### Your task
Each record needs to be echoed exactly; can you do that?

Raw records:
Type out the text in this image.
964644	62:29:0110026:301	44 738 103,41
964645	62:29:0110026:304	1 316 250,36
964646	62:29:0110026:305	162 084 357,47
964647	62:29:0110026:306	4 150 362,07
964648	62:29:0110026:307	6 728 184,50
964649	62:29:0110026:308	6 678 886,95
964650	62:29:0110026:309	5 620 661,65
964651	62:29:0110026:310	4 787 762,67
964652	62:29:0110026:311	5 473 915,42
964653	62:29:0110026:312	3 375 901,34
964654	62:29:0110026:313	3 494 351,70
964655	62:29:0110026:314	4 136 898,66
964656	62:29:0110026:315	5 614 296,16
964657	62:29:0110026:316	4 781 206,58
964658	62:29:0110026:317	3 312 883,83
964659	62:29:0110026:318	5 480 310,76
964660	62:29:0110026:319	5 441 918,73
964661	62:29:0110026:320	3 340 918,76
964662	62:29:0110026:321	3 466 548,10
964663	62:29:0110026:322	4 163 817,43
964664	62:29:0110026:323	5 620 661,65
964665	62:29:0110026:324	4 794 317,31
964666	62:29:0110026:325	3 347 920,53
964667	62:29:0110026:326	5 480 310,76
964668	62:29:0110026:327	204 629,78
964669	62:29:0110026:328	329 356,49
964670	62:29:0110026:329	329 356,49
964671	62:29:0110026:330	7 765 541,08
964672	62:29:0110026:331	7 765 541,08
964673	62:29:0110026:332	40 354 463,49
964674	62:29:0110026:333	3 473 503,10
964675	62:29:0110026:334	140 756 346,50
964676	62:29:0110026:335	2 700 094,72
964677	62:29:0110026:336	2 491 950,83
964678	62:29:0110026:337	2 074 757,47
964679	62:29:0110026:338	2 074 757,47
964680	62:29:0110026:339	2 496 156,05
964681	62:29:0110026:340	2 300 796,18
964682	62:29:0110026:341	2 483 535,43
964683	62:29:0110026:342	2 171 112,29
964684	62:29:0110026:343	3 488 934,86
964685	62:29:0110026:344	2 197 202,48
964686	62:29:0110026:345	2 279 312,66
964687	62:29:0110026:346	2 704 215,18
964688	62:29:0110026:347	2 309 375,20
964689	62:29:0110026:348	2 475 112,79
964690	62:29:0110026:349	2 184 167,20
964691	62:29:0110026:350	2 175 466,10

### Expected answer
Type out the text in this image.
964644	62:29:0110026:301	44 738 103,41
964645	62:29:0110026:304	1 316 250,36
964646	62:29:0110026:305	162 084 357,47
964647	62:29:0110026:306	4 150 362,07
964648	62:29:0110026:307	6 728 184,50
964649	62:29:0110026:308	6 678 886,95
964650	62:29:0110026:309	5 620 661,65
964651	62:29:0110026:310	4 787 762,67
964652	62:29:0110026:311	5 473 915,42
964653	62:29:0110026:312	3 375 901,34
964654	62:29:0110026:313	3 494 351,70
964655	62:29:0110026:314	4 136 898,66
964656	62:29:0110026:315	5 614 296,16
964657	62:29:0110026:316	4 781 206,58
964658	62:29:0110026:317	3 312 883,83
964659	62:29:0110026:318	5 480 310,76
964660	62:29:0110026:319	5 441 918,73
964661	62:29:0110026:320	3 340 918,76
964662	62:29:0110026:321	3 466 548,10
964663	62:29:0110026:322	4 163 817,43
964664	62:29:0110026:323	5 620 661,65
964665	62:29:0110026:324	4 794 317,31
964666	62:29:0110026:325	3 347 920,53
964667	62:29:0110026:326	5 480 310,76
964668	62:29:0110026:327	204 629,78
964669	62:29:0110026:328	329 356,49
964670	62:29:0110026:329	329 356,49
964671	62:29:0110026:330	7 765 541,08
964672	62:29:0110026:331	7 765 541,08
964673	62:29:0110026:332	40 354 463,49
964674	62:29:0110026:333	3 473 503,10
964675	62:29:0110026:334	140 756 346,50
964676	62:29:0110026:335	2 700 094,72
964677	62:29:0110026:336	2 491 950,83
964678	62:29:0110026:337	2 074 757,47
964679	62:29:0110026:338	2 074 757,47
964680	62:29:0110026:339	2 496 156,05
964681	62:29:0110026:340	2 300 796,18
964682	62:29:0110026:341	2 483 535,43
964683	62:29:0110026:342	2 171 112,29
964684	62:29:0110026:343	3 488 934,86
964685	62:29:0110026:344	2 197 202,48
964686	62:29:0110026:345	2 279 312,66
964687	62:29:0110026:346	2 704 215,18
964688	62:29:0110026:347	2 309 375,20
964689	62:29:0110026:348	2 475 112,79
964690	62:29:0110026:349	2 184 167,20
964691	62:29:0110026:350	2 175 466,10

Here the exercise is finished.